▼

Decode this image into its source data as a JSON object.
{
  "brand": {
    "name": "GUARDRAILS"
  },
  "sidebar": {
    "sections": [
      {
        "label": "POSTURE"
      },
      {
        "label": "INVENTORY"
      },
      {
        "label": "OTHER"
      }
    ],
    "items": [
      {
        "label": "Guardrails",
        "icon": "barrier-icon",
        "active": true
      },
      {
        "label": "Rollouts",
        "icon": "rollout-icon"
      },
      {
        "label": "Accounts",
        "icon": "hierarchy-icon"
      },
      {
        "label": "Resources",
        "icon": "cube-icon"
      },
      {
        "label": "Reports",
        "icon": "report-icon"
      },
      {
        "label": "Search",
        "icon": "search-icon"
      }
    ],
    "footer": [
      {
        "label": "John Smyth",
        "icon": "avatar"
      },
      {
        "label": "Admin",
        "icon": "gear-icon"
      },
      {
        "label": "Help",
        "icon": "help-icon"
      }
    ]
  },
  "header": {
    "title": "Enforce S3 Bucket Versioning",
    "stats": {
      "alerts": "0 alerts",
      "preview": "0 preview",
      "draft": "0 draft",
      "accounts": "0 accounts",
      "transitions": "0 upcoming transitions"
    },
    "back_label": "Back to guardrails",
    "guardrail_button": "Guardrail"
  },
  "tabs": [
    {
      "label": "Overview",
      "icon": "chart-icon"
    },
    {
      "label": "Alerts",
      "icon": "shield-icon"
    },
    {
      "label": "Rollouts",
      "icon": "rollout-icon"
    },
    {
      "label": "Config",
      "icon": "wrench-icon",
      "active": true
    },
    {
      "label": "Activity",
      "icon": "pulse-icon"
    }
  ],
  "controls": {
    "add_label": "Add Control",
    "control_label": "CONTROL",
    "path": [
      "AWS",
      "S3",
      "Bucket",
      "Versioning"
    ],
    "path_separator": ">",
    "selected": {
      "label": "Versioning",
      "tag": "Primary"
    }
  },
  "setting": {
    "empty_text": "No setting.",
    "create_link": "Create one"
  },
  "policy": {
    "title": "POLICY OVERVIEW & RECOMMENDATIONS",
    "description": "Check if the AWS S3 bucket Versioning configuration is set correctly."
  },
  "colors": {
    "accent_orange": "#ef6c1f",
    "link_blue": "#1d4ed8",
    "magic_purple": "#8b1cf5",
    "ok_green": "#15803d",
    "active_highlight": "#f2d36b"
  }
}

▲

■ Work to complete ■
Show the lines of the records that contain the word "title".

■ Worked answer ■
    "title": "Enforce S3 Bucket Versioning",
    "title": "POLICY OVERVIEW & RECOMMENDATIONS",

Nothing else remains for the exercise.